[Your task]
Copy out each line of the material below that holds the string "check".
_ _ _ _
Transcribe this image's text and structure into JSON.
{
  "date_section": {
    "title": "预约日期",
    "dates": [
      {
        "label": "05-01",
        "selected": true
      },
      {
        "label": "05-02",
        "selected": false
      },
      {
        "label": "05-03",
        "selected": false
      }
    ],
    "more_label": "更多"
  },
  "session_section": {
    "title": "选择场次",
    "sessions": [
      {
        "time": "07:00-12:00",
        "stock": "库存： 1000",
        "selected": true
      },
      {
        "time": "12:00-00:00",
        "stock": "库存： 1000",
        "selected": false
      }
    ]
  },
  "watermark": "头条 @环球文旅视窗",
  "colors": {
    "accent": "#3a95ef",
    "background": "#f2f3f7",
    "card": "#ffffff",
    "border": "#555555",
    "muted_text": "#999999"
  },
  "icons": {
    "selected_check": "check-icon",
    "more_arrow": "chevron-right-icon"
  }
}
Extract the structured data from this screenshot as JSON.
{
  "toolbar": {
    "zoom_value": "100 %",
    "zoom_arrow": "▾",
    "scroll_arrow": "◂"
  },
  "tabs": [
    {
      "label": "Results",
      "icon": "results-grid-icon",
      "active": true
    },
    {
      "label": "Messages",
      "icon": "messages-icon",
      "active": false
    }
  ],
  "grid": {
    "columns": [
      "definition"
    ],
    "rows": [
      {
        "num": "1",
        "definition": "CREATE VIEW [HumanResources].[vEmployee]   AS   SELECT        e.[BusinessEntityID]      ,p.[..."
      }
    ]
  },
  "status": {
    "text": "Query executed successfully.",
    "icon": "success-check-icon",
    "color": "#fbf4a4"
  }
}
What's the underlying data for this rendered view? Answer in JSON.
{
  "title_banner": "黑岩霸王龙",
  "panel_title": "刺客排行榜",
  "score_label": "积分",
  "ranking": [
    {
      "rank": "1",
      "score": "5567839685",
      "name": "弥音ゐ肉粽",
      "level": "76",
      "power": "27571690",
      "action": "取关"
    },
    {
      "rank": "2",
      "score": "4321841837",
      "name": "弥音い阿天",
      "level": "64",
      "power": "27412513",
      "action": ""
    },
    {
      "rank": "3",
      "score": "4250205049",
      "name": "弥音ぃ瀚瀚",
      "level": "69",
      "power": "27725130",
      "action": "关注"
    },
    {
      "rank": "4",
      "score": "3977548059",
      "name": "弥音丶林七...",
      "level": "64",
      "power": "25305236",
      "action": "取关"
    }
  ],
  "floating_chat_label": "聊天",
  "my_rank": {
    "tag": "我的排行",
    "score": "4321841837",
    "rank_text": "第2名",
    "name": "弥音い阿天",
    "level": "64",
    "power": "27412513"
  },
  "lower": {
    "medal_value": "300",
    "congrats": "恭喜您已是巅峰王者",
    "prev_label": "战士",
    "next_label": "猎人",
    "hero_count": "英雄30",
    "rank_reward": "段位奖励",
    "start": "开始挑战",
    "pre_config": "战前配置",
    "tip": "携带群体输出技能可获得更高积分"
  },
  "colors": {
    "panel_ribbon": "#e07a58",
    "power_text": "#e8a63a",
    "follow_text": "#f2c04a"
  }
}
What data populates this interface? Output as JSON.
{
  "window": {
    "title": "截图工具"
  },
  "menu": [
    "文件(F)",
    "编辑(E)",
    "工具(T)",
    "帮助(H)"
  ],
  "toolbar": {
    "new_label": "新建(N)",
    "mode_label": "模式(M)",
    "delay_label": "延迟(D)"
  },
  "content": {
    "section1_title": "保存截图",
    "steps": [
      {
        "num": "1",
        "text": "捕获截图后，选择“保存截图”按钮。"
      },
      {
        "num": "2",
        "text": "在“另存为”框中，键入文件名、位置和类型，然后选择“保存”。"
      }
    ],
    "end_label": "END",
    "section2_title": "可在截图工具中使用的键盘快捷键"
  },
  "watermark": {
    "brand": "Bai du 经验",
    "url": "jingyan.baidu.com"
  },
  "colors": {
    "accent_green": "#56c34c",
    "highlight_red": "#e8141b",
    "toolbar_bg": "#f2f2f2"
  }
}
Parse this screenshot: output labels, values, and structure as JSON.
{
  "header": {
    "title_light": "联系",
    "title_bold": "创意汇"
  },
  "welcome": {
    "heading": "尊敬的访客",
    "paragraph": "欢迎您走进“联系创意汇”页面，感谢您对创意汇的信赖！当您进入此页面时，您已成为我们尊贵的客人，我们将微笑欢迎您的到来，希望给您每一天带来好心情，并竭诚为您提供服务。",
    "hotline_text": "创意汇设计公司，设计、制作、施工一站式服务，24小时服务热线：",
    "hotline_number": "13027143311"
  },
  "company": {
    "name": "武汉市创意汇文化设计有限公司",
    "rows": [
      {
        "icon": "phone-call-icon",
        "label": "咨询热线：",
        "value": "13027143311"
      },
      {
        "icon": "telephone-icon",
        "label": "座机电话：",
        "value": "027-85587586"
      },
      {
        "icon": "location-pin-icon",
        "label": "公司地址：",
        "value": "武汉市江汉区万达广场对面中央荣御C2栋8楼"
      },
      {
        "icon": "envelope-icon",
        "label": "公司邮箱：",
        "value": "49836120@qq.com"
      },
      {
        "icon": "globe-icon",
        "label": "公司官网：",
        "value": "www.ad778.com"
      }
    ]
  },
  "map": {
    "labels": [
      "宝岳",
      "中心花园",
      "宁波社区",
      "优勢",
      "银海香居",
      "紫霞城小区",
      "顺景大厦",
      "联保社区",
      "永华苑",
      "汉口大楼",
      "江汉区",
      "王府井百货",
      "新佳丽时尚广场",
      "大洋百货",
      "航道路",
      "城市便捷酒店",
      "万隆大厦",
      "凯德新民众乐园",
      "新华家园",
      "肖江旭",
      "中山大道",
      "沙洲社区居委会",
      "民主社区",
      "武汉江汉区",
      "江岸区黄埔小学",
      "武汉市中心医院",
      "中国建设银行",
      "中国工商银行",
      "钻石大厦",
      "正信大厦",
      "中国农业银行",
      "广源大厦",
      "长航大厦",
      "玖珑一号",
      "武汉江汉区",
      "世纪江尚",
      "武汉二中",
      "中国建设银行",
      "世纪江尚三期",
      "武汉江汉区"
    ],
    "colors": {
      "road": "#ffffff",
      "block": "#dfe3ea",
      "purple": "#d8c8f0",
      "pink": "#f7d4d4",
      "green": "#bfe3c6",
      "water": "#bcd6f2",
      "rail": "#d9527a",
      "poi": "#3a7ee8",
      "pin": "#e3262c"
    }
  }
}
_ _ _ _
[Exercise response]
    "selected_check": "check-icon",
    "icon": "success-check-icon",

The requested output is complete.